== DIRECTIVE ==
Locate every line in the records below that contains the word "Humidity", and copy each one.

Records from a data source:
^^^^

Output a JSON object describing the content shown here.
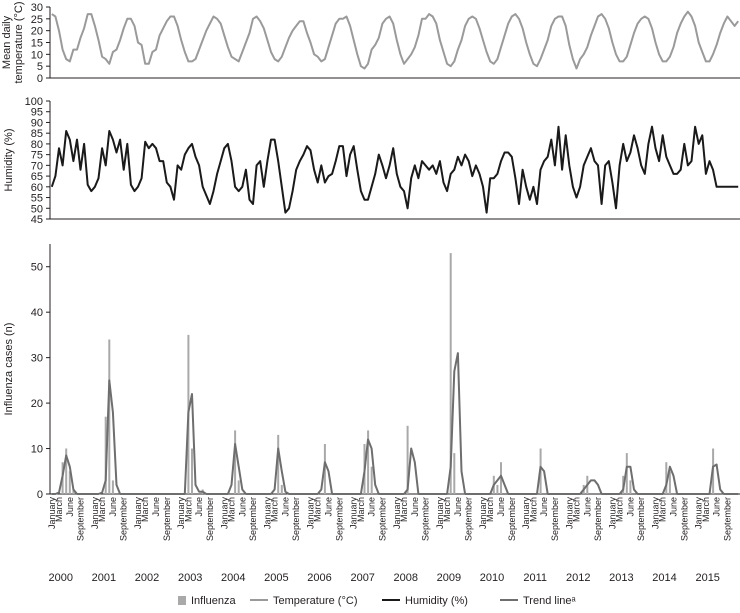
{
  "chart_data": [
    {
      "type": "line",
      "ylabel": "Mean daily temperature (°C)",
      "ylim": [
        0,
        30
      ],
      "yticks": [
        0,
        5,
        10,
        15,
        20,
        25,
        30
      ],
      "series": [
        {
          "name": "Temperature (°C)",
          "color": "#9a9a9a",
          "values": [
            27,
            26,
            20,
            12,
            8,
            7,
            12,
            12,
            17,
            21,
            27,
            27,
            22,
            16,
            9,
            8,
            6,
            11,
            12,
            16,
            21,
            25,
            25,
            22,
            15,
            14,
            6,
            6,
            11,
            12,
            18,
            21,
            24,
            26,
            26,
            22,
            16,
            11,
            7,
            7,
            8,
            12,
            16,
            20,
            23,
            26,
            25,
            23,
            18,
            13,
            9,
            8,
            7,
            11,
            15,
            19,
            25,
            26,
            24,
            21,
            16,
            11,
            8,
            7,
            9,
            13,
            17,
            20,
            22,
            24,
            24,
            19,
            15,
            10,
            9,
            7,
            8,
            13,
            18,
            23,
            25,
            25,
            26,
            22,
            16,
            10,
            5,
            4,
            6,
            12,
            14,
            17,
            23,
            25,
            26,
            23,
            16,
            10,
            6,
            8,
            10,
            13,
            18,
            25,
            25,
            27,
            26,
            23,
            16,
            11,
            6,
            5,
            7,
            12,
            16,
            22,
            25,
            26,
            25,
            21,
            16,
            11,
            7,
            6,
            8,
            13,
            18,
            23,
            26,
            27,
            25,
            21,
            15,
            10,
            6,
            5,
            8,
            12,
            16,
            22,
            25,
            26,
            26,
            22,
            14,
            8,
            4,
            8,
            10,
            13,
            18,
            22,
            26,
            27,
            25,
            21,
            15,
            10,
            7,
            7,
            9,
            14,
            19,
            23,
            25,
            26,
            25,
            21,
            15,
            10,
            7,
            7,
            9,
            13,
            19,
            23,
            26,
            28,
            26,
            22,
            15,
            11,
            7,
            7,
            10,
            14,
            19,
            23,
            26,
            24,
            22,
            24
          ]
        }
      ]
    },
    {
      "type": "line",
      "ylabel": "Humidity (%)",
      "ylim": [
        45,
        100
      ],
      "yticks": [
        45,
        50,
        55,
        60,
        65,
        70,
        75,
        80,
        85,
        90,
        95,
        100
      ],
      "series": [
        {
          "name": "Humidity (%)",
          "color": "#1a1a1a",
          "values": [
            60,
            65,
            78,
            70,
            86,
            82,
            72,
            82,
            68,
            80,
            61,
            58,
            60,
            64,
            78,
            70,
            86,
            82,
            76,
            82,
            68,
            80,
            61,
            58,
            60,
            64,
            81,
            78,
            80,
            78,
            72,
            72,
            62,
            60,
            54,
            70,
            68,
            75,
            78,
            80,
            74,
            70,
            60,
            56,
            52,
            58,
            66,
            72,
            78,
            80,
            72,
            60,
            58,
            60,
            68,
            54,
            52,
            70,
            72,
            60,
            72,
            82,
            82,
            72,
            60,
            48,
            50,
            58,
            68,
            72,
            75,
            79,
            77,
            68,
            62,
            70,
            62,
            65,
            66,
            72,
            79,
            79,
            65,
            75,
            79,
            68,
            58,
            54,
            54,
            60,
            66,
            75,
            70,
            64,
            70,
            78,
            66,
            60,
            58,
            50,
            64,
            70,
            64,
            72,
            70,
            68,
            70,
            66,
            72,
            62,
            58,
            66,
            68,
            74,
            70,
            75,
            72,
            65,
            70,
            66,
            60,
            48,
            64,
            64,
            66,
            72,
            76,
            76,
            74,
            64,
            52,
            68,
            60,
            54,
            60,
            52,
            68,
            72,
            74,
            82,
            70,
            88,
            68,
            84,
            70,
            60,
            55,
            60,
            70,
            74,
            78,
            72,
            70,
            52,
            70,
            72,
            62,
            50,
            70,
            80,
            72,
            76,
            84,
            78,
            70,
            66,
            80,
            88,
            78,
            72,
            84,
            74,
            70,
            66,
            66,
            68,
            80,
            70,
            72,
            88,
            80,
            84,
            66,
            72,
            68,
            60,
            60,
            60,
            60,
            60,
            60,
            60
          ]
        }
      ]
    },
    {
      "type": "bar",
      "ylabel": "Influenza cases (n)",
      "ylim": [
        0,
        55
      ],
      "yticks": [
        0,
        10,
        20,
        30,
        40,
        50
      ],
      "month_ticks": [
        "January",
        "March",
        "June",
        "September"
      ],
      "years": [
        "2000",
        "2001",
        "2002",
        "2003",
        "2004",
        "2005",
        "2006",
        "2007",
        "2008",
        "2009",
        "2010",
        "2011",
        "2012",
        "2013",
        "2014",
        "2015"
      ],
      "legend": {
        "position": "bottom",
        "entries": [
          {
            "label": "Influenza",
            "kind": "bar",
            "color": "#a9a9a9"
          },
          {
            "label": "Temperature (°C)",
            "kind": "line",
            "color": "#9a9a9a"
          },
          {
            "label": "Humidity (%)",
            "kind": "line",
            "color": "#1a1a1a"
          },
          {
            "label": "Trend lineᵃ",
            "kind": "line",
            "color": "#6e6e6e"
          }
        ]
      },
      "series": [
        {
          "name": "Influenza",
          "color": "#a9a9a9",
          "values": [
            0,
            0,
            0,
            7,
            10,
            5,
            1,
            0,
            0,
            0,
            0,
            0,
            0,
            0,
            0,
            17,
            34,
            3,
            0,
            0,
            0,
            0,
            0,
            0,
            0,
            0,
            0,
            0,
            0,
            0,
            0,
            0,
            0,
            0,
            0,
            0,
            0,
            0,
            35,
            10,
            0,
            0,
            1,
            0,
            0,
            0,
            0,
            0,
            0,
            0,
            0,
            14,
            3,
            0,
            0,
            0,
            0,
            0,
            0,
            0,
            0,
            0,
            0,
            13,
            2,
            0,
            0,
            0,
            0,
            0,
            0,
            0,
            0,
            0,
            0,
            0,
            11,
            0,
            0,
            0,
            0,
            0,
            0,
            0,
            0,
            0,
            0,
            11,
            14,
            6,
            0,
            0,
            0,
            0,
            0,
            0,
            0,
            0,
            0,
            15,
            0,
            0,
            0,
            0,
            0,
            0,
            0,
            0,
            0,
            0,
            0,
            53,
            9,
            0,
            0,
            0,
            0,
            0,
            0,
            0,
            0,
            0,
            0,
            4,
            2,
            7,
            0,
            0,
            0,
            0,
            0,
            0,
            0,
            0,
            0,
            0,
            10,
            0,
            0,
            0,
            0,
            0,
            0,
            0,
            0,
            0,
            0,
            0,
            2,
            4,
            0,
            0,
            0,
            0,
            0,
            0,
            0,
            0,
            0,
            4,
            9,
            3,
            0,
            0,
            0,
            0,
            0,
            0,
            0,
            0,
            0,
            7,
            5,
            0,
            0,
            0,
            0,
            0,
            0,
            0,
            0,
            0,
            0,
            0,
            10,
            0,
            0,
            0,
            0,
            0,
            0,
            0
          ]
        },
        {
          "name": "Trend lineᵃ",
          "color": "#6e6e6e",
          "values": [
            0,
            0,
            0.3,
            4,
            8.5,
            6,
            1,
            0,
            0,
            0,
            0,
            0,
            0,
            0,
            0.3,
            3,
            25,
            18,
            2,
            0,
            0,
            0,
            0,
            0,
            0,
            0,
            0,
            0,
            0,
            0,
            0,
            0,
            0,
            0,
            0,
            0,
            0,
            0,
            18,
            22,
            2,
            0.5,
            0.5,
            0,
            0,
            0,
            0,
            0,
            0,
            0,
            2,
            11,
            6,
            1,
            0,
            0,
            0,
            0,
            0,
            0,
            0,
            0,
            1,
            10,
            5,
            0.5,
            0,
            0,
            0,
            0,
            0,
            0,
            0,
            0,
            0,
            1,
            7,
            5,
            0,
            0,
            0,
            0,
            0,
            0,
            0,
            0,
            0,
            5,
            12,
            10,
            2,
            0,
            0,
            0,
            0,
            0,
            0,
            0,
            0,
            1,
            10,
            7,
            0,
            0,
            0,
            0,
            0,
            0,
            0,
            0,
            0,
            6,
            27,
            31,
            5,
            0,
            0,
            0,
            0,
            0,
            0,
            0,
            0,
            2,
            3,
            4,
            2,
            0,
            0,
            0,
            0,
            0,
            0,
            0,
            0,
            0,
            6,
            5,
            0,
            0,
            0,
            0,
            0,
            0,
            0,
            0,
            0,
            0,
            1,
            2,
            3,
            3,
            2,
            0,
            0,
            0,
            0,
            0,
            0,
            1,
            6,
            6,
            1,
            0,
            0,
            0,
            0,
            0,
            0,
            0,
            0,
            2,
            6,
            4,
            0,
            0,
            0,
            0,
            0,
            0,
            0,
            0,
            0,
            0,
            6,
            6.5,
            1,
            0,
            0,
            0,
            0,
            0
          ]
        }
      ]
    }
  ]
}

^^^^

== EXERCISE OUTPUT ==
      "ylabel": "Humidity (%)",
          "name": "Humidity (%)",
            "label": "Humidity (%)",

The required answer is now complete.